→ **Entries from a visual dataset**
════
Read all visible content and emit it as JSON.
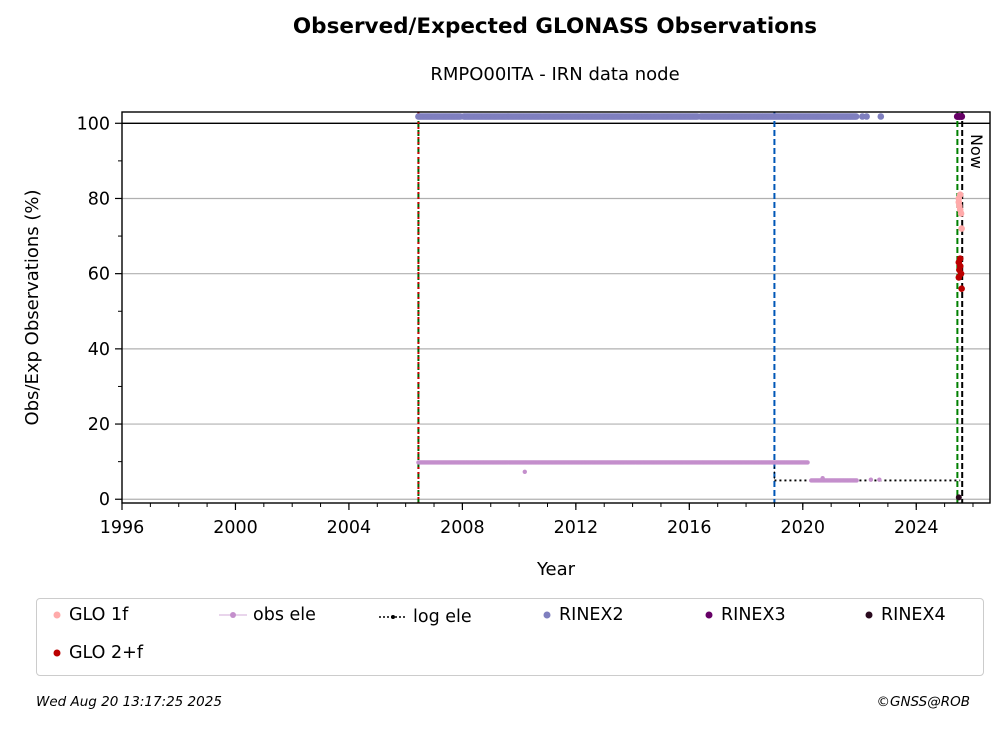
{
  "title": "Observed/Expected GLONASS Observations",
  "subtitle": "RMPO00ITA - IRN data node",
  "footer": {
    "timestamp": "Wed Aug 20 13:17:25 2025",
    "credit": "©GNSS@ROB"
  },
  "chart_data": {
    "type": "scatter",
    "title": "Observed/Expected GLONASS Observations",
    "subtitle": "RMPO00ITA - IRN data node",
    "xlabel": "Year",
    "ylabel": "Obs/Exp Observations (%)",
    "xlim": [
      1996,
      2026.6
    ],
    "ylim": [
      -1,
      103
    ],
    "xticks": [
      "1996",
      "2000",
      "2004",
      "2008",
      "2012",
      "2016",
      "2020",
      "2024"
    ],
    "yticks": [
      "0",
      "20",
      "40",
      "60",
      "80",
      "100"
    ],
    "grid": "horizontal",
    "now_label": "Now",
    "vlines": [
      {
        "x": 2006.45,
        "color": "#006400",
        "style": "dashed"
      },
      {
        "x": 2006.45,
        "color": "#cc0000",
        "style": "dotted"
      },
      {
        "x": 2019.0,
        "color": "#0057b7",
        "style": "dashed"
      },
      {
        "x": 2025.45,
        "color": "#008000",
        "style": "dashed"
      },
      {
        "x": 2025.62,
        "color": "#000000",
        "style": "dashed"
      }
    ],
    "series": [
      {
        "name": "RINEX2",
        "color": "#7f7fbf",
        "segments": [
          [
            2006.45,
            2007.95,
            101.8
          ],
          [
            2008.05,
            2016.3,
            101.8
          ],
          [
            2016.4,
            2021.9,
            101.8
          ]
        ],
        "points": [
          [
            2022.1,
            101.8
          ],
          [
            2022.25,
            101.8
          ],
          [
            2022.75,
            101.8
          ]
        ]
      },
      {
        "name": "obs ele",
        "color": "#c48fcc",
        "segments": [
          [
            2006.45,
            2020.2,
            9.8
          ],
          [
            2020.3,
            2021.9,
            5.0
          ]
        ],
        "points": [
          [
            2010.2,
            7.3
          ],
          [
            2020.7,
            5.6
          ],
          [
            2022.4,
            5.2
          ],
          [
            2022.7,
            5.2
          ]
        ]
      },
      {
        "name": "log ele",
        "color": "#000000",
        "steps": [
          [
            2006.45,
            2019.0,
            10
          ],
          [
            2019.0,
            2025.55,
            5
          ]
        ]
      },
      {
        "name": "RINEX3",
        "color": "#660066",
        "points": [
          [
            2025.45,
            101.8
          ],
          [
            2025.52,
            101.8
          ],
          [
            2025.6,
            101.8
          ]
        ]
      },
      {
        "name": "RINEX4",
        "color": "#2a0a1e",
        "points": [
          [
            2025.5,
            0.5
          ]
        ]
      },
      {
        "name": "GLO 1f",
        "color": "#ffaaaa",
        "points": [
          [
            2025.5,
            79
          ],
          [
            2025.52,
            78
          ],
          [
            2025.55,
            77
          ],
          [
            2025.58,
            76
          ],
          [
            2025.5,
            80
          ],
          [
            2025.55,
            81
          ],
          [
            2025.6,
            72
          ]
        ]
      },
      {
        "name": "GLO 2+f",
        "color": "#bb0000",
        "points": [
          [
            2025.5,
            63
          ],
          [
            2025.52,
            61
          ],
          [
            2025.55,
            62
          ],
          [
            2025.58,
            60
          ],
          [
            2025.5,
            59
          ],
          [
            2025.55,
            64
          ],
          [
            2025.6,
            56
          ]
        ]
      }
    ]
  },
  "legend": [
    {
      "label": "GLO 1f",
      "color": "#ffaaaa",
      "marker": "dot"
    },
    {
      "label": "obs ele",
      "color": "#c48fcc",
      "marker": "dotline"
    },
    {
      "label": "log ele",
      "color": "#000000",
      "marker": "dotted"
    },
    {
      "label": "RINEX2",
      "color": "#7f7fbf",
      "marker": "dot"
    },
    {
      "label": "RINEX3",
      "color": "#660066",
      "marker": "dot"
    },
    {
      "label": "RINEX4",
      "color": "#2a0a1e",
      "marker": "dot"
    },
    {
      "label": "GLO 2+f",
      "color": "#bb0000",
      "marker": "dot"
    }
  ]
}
════
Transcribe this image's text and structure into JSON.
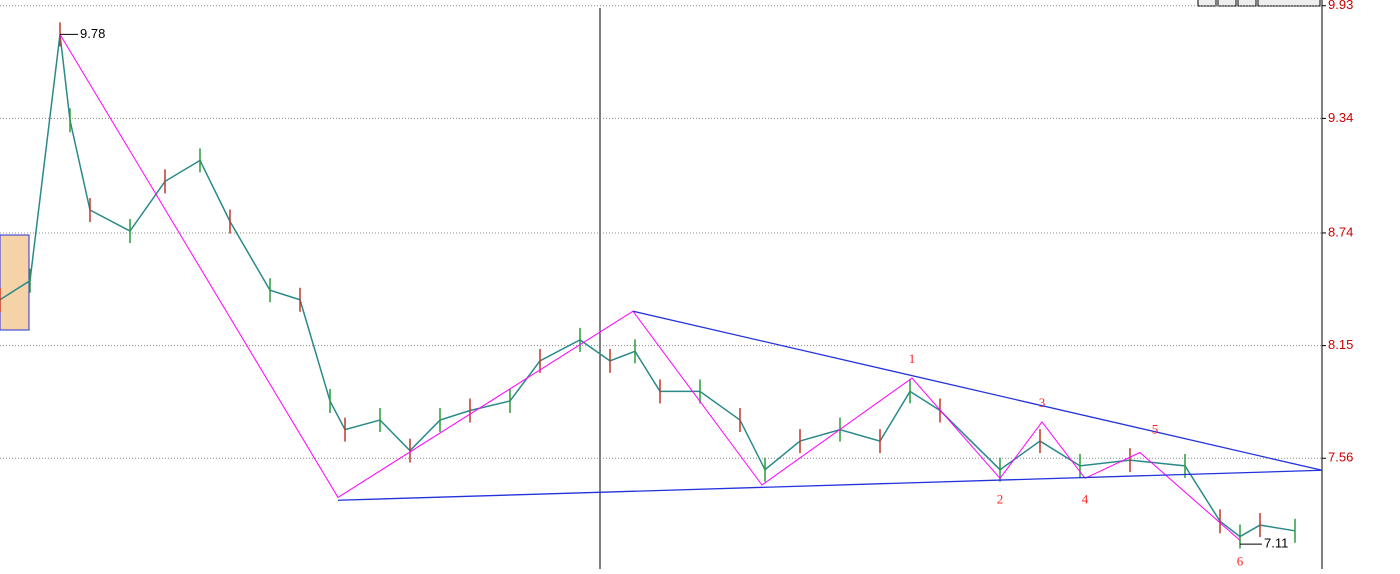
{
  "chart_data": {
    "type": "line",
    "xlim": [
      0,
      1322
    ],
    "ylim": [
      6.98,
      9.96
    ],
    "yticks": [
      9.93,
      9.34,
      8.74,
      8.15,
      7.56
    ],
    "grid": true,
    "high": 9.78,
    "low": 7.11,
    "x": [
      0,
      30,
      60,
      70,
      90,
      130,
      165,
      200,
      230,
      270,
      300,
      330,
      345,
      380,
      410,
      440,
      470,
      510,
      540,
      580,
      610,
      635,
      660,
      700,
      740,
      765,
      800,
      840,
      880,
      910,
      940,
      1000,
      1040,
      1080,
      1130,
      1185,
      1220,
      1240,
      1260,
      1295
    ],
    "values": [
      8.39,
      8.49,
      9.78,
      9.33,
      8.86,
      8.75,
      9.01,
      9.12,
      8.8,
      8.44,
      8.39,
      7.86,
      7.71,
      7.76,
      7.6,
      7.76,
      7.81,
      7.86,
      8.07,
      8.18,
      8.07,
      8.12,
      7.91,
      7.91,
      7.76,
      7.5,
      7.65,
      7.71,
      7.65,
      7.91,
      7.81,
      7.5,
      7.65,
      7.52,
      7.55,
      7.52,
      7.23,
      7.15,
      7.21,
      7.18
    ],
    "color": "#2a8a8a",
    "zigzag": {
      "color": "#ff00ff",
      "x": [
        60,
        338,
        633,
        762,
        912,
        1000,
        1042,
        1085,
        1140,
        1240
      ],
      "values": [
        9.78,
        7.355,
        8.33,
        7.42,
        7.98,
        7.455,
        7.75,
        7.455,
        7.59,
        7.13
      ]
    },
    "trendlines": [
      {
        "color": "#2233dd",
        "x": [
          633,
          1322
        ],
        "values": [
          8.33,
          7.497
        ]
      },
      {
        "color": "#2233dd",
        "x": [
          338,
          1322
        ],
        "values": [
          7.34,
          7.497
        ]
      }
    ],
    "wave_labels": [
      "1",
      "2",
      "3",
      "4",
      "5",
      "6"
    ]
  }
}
════
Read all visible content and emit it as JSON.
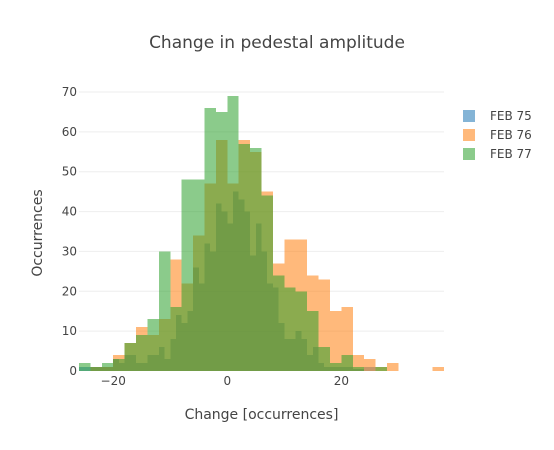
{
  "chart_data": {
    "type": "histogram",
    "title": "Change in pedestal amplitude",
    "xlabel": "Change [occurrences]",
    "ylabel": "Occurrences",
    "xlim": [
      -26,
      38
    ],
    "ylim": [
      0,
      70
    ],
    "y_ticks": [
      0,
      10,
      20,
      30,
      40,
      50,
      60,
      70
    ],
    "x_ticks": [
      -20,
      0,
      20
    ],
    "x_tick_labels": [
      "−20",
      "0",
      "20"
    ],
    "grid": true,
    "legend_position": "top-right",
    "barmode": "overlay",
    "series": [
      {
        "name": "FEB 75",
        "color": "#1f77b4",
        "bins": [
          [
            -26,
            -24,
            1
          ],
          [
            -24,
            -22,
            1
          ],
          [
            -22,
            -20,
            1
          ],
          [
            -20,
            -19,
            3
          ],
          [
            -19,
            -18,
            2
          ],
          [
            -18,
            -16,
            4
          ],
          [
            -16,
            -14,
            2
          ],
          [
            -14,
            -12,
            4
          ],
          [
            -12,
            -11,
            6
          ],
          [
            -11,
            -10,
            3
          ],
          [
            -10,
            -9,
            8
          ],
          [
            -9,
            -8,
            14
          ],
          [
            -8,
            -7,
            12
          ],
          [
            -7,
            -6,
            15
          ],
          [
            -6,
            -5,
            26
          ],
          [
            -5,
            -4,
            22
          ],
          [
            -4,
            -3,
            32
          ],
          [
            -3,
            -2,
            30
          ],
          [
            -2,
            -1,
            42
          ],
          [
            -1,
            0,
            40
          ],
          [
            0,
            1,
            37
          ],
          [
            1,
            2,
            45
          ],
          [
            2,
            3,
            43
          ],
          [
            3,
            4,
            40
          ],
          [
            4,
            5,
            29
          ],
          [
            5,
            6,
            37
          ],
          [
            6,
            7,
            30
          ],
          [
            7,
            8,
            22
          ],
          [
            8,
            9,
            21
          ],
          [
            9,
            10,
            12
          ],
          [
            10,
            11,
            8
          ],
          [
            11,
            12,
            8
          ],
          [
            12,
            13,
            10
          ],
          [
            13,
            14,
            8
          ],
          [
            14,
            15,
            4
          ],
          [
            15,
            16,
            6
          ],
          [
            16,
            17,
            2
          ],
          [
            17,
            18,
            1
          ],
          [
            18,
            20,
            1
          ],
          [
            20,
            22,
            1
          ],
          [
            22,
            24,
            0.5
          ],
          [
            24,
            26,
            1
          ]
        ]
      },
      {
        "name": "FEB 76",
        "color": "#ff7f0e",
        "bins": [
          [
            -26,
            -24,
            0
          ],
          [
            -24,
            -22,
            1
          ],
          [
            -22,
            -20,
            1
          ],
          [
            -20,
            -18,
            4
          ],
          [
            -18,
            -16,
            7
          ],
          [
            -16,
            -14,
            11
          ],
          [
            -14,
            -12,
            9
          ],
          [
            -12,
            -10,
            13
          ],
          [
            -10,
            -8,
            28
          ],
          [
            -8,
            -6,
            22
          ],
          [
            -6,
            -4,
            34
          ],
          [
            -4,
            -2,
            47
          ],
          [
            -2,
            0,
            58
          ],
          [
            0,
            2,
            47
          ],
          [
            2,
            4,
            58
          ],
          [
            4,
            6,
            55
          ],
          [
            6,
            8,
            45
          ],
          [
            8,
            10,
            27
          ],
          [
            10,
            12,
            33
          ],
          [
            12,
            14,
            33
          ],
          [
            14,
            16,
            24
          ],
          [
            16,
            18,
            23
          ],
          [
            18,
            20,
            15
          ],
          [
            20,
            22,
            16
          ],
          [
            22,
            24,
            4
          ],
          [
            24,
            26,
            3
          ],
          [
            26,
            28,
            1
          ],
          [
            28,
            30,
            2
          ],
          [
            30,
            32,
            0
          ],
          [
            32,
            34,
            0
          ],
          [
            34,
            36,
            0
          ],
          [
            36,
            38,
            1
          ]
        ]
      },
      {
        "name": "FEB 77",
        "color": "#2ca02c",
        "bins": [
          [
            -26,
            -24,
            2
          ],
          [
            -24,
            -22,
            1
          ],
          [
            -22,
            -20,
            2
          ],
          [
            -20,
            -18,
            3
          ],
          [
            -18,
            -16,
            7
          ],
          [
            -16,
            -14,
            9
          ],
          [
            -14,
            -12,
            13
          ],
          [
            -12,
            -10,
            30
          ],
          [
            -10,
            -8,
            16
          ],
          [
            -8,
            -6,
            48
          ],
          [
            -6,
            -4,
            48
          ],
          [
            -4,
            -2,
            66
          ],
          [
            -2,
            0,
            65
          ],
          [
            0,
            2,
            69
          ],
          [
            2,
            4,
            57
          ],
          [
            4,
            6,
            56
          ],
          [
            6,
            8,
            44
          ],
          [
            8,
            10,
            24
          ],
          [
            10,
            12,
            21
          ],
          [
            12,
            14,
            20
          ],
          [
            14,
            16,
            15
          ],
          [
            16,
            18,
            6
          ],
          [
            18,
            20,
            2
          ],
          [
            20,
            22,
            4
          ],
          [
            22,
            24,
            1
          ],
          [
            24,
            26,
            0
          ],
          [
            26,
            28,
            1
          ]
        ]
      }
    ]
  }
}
════
Every line holding "xlabel" should be copied out.

    "xlabel": "Year",
    "xlabel": "Change [occurrences]",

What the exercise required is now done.